• WRITTEN EXERCISE
Restate each line of the listing exactly, without carrying over any pictures.
───── SUPPLIED DATA ─────
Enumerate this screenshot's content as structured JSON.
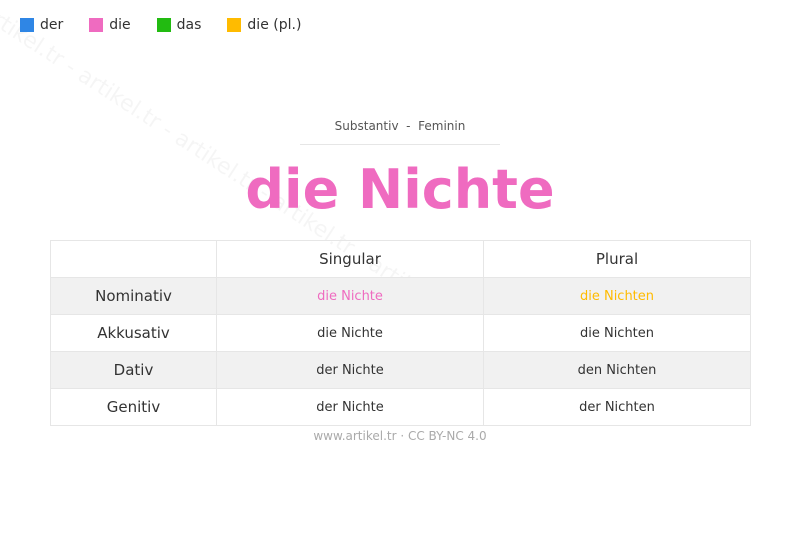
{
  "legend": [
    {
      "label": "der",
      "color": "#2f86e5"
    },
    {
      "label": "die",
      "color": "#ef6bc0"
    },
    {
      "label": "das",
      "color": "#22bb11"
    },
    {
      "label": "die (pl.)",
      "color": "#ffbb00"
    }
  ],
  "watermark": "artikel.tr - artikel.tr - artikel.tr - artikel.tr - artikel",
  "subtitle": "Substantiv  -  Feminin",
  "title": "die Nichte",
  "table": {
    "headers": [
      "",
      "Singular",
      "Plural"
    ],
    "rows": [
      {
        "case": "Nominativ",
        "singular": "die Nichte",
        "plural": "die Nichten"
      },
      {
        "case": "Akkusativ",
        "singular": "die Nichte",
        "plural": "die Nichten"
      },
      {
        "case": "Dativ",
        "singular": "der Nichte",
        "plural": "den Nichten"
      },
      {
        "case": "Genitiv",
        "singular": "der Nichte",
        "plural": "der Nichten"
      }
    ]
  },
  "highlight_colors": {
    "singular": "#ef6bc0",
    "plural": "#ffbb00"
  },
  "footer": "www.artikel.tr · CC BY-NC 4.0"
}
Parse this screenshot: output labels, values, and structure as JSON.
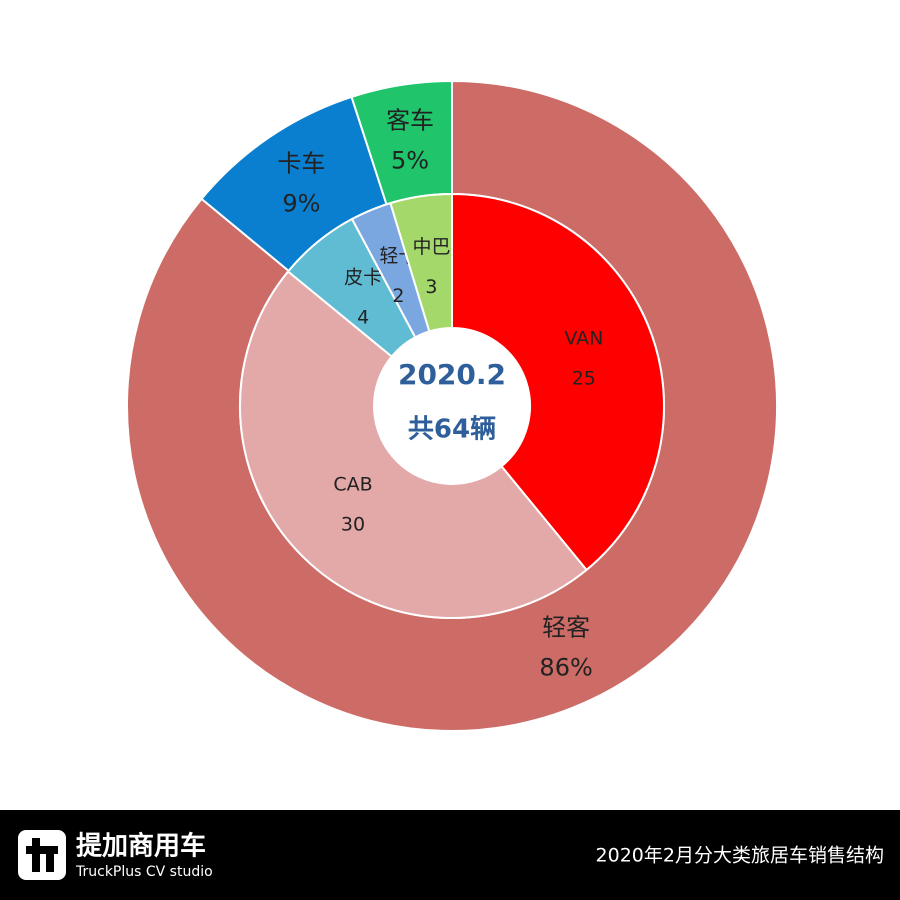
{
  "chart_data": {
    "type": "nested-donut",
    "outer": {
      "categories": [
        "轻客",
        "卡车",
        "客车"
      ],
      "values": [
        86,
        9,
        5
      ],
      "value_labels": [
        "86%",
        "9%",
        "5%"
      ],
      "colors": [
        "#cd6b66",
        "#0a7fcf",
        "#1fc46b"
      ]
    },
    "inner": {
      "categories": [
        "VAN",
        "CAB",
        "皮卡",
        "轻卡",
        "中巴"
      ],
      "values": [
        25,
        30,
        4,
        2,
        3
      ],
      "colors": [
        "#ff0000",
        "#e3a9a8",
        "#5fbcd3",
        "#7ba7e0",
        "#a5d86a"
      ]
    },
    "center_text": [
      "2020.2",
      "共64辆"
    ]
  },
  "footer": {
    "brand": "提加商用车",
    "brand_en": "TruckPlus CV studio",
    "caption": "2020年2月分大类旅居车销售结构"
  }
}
─────
• PROBLEM SOLUTION
Enumerate this screenshot's content as structured JSON.
{
  "legend": [
    {
      "label": "der",
      "color": "#2f86e5"
    },
    {
      "label": "die",
      "color": "#ef6bc0"
    },
    {
      "label": "das",
      "color": "#22bb11"
    },
    {
      "label": "die (pl.)",
      "color": "#ffbb00"
    }
  ],
  "watermark": "artikel.tr - artikel.tr - artikel.tr - artikel.tr - artikel",
  "subtitle": "Substantiv  -  Feminin",
  "title": "die Nichte",
  "table": {
    "headers": [
      "",
      "Singular",
      "Plural"
    ],
    "rows": [
      {
        "case": "Nominativ",
        "singular": "die Nichte",
        "plural": "die Nichten"
      },
      {
        "case": "Akkusativ",
        "singular": "die Nichte",
        "plural": "die Nichten"
      },
      {
        "case": "Dativ",
        "singular": "der Nichte",
        "plural": "den Nichten"
      },
      {
        "case": "Genitiv",
        "singular": "der Nichte",
        "plural": "der Nichten"
      }
    ]
  },
  "highlight_colors": {
    "singular": "#ef6bc0",
    "plural": "#ffbb00"
  },
  "footer": "www.artikel.tr · CC BY-NC 4.0"
}
Parse this screenshot: output labels, values, and structure as JSON.
{
  "chart_data": {
    "type": "nested-donut",
    "outer": {
      "categories": [
        "轻客",
        "卡车",
        "客车"
      ],
      "values": [
        86,
        9,
        5
      ],
      "value_labels": [
        "86%",
        "9%",
        "5%"
      ],
      "colors": [
        "#cd6b66",
        "#0a7fcf",
        "#1fc46b"
      ]
    },
    "inner": {
      "categories": [
        "VAN",
        "CAB",
        "皮卡",
        "轻卡",
        "中巴"
      ],
      "values": [
        25,
        30,
        4,
        2,
        3
      ],
      "colors": [
        "#ff0000",
        "#e3a9a8",
        "#5fbcd3",
        "#7ba7e0",
        "#a5d86a"
      ]
    },
    "center_text": [
      "2020.2",
      "共64辆"
    ]
  },
  "footer": {
    "brand": "提加商用车",
    "brand_en": "TruckPlus CV studio",
    "caption": "2020年2月分大类旅居车销售结构"
  }
}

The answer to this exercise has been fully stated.